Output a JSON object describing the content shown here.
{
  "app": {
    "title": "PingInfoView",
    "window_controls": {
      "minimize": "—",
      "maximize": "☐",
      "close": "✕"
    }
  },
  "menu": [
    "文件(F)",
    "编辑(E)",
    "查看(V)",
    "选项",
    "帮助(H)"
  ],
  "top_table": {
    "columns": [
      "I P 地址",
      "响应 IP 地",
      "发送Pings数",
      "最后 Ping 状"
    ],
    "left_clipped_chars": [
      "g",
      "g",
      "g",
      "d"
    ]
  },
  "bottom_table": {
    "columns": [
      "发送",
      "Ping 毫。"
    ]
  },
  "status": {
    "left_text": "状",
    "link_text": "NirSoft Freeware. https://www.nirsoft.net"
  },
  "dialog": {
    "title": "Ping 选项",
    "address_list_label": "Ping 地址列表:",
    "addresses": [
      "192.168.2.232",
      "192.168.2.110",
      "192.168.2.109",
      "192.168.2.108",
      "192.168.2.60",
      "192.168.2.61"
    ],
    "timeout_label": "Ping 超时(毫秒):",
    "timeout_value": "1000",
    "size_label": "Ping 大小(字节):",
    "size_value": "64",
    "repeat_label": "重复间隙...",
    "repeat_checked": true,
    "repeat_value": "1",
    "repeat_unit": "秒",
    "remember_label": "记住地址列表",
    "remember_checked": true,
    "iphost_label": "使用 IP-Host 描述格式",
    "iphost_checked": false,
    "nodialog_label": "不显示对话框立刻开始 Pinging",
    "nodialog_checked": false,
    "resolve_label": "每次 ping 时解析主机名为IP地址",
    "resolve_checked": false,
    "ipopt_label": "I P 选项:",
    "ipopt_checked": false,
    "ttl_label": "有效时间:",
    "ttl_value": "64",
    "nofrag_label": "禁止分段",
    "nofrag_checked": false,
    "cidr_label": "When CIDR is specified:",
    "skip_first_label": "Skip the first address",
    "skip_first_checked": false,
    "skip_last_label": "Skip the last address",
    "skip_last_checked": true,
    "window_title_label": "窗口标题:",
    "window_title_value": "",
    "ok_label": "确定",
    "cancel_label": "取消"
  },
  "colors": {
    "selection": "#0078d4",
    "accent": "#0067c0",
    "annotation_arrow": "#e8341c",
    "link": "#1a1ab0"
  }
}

########

_What needs to be done_: Search the entries for "true" and copy out each line that has it.

_The answer_:
    "repeat_checked": true,
    "remember_checked": true,
    "skip_last_checked": true,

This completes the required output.